▸ Input data:
* START *

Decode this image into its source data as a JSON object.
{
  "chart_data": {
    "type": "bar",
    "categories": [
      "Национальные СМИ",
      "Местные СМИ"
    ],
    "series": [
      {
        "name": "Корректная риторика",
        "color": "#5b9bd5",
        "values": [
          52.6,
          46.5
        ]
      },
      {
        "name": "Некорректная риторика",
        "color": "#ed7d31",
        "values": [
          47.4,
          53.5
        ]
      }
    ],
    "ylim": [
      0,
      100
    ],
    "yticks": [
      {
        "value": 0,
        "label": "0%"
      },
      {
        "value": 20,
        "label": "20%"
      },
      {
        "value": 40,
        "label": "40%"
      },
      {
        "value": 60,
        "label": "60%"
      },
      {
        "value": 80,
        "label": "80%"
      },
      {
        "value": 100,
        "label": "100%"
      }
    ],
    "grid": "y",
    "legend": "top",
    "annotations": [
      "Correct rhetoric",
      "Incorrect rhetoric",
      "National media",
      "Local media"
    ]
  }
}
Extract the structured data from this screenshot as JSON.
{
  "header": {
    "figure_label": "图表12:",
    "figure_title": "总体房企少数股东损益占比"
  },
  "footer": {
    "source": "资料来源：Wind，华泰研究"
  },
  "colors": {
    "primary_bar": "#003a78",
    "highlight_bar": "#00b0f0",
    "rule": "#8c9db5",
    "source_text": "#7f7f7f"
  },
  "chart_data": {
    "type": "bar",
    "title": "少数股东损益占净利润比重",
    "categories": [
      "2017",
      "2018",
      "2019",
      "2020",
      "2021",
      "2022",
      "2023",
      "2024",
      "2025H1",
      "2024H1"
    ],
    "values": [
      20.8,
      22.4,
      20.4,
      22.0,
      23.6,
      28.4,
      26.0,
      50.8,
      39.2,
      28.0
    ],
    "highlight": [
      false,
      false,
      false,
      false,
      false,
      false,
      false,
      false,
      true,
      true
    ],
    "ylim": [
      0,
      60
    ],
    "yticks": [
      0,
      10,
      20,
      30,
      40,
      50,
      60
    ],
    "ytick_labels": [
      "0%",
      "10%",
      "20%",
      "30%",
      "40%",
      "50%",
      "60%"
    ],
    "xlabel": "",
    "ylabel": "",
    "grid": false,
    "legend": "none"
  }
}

* END *
* START *

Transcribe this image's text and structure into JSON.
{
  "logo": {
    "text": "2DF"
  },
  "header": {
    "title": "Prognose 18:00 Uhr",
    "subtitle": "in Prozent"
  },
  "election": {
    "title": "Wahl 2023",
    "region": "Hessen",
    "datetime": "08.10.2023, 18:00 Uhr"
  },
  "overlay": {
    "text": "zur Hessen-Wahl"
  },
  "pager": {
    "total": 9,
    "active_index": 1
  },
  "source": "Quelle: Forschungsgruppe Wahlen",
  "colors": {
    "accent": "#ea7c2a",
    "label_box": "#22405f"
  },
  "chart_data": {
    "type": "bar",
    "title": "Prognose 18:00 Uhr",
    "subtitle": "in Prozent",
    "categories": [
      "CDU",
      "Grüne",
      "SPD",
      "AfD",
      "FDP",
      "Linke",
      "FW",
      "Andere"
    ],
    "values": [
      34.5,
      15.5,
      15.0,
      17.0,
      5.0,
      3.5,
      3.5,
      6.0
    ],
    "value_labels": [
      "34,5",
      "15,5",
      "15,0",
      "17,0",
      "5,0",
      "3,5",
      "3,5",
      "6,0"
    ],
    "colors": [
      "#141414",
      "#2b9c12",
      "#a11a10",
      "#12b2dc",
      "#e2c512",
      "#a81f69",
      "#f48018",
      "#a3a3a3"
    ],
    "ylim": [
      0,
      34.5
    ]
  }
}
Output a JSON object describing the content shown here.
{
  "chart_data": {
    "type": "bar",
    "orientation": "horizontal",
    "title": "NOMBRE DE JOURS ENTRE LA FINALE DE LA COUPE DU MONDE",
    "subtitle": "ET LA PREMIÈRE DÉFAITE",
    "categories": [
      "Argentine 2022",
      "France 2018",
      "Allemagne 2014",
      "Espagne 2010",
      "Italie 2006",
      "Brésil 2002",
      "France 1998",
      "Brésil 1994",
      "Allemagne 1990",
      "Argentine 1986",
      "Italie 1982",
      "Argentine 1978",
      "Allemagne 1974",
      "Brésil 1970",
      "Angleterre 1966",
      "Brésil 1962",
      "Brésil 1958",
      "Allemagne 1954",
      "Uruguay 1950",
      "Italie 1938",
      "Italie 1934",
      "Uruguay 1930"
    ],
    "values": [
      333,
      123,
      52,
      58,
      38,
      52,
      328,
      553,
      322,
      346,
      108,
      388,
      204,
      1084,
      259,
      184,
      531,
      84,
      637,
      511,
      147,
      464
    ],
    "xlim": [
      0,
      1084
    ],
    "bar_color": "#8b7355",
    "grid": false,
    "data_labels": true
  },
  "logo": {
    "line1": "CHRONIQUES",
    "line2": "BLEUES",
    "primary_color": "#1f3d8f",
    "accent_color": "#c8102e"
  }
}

* END *
* START *

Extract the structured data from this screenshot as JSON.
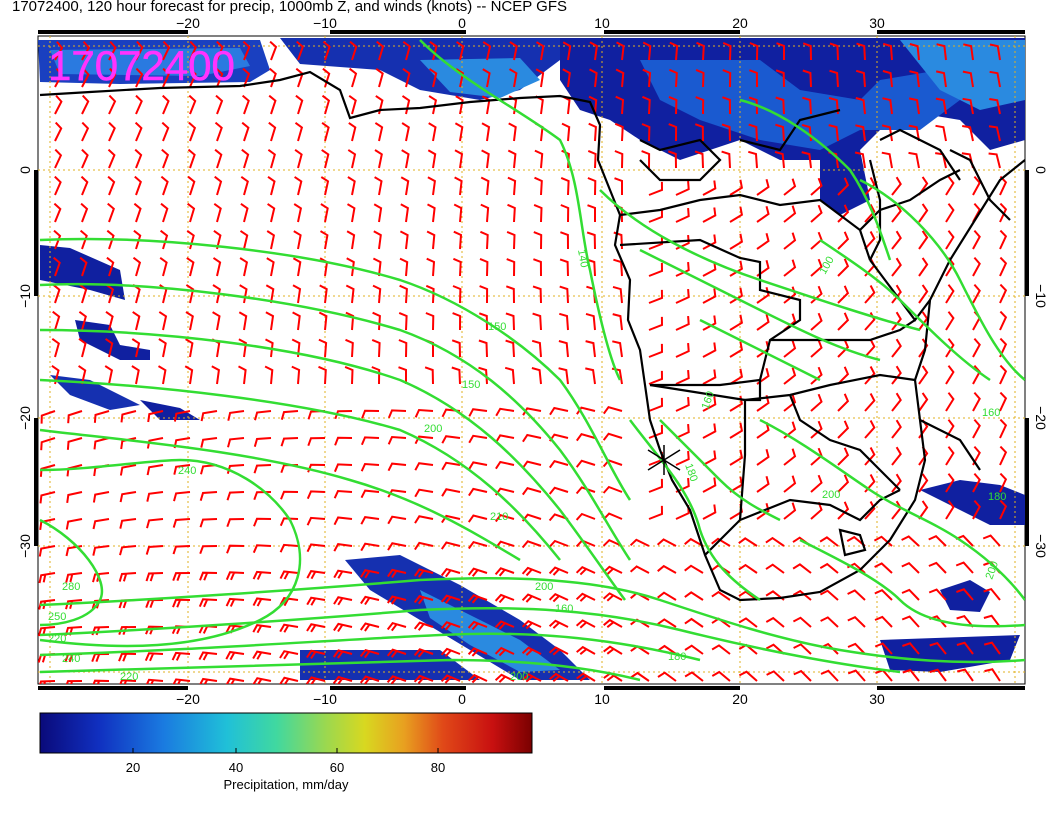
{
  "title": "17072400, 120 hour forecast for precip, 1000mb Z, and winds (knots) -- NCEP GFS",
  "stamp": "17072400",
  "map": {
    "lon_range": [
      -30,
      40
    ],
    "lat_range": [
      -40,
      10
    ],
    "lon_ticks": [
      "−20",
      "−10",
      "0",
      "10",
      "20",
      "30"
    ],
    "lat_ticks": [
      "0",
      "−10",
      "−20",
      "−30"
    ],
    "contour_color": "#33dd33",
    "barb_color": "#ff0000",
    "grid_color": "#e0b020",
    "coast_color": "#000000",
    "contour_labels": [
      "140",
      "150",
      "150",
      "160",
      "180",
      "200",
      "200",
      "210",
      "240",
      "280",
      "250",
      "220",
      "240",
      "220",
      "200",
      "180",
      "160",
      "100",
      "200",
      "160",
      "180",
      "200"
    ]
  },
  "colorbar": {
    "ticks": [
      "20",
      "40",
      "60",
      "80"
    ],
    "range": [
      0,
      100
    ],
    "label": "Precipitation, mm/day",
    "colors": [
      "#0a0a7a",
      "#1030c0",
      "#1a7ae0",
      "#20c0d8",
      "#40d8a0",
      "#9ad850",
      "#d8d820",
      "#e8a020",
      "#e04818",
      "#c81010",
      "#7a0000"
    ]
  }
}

* END *

▸ Task brief: Where a line above includes "image", copy that line.

▸ Result of this exercise:
Decode this image into its source data as a JSON object.
Transcribe this image's text and structure into JSON.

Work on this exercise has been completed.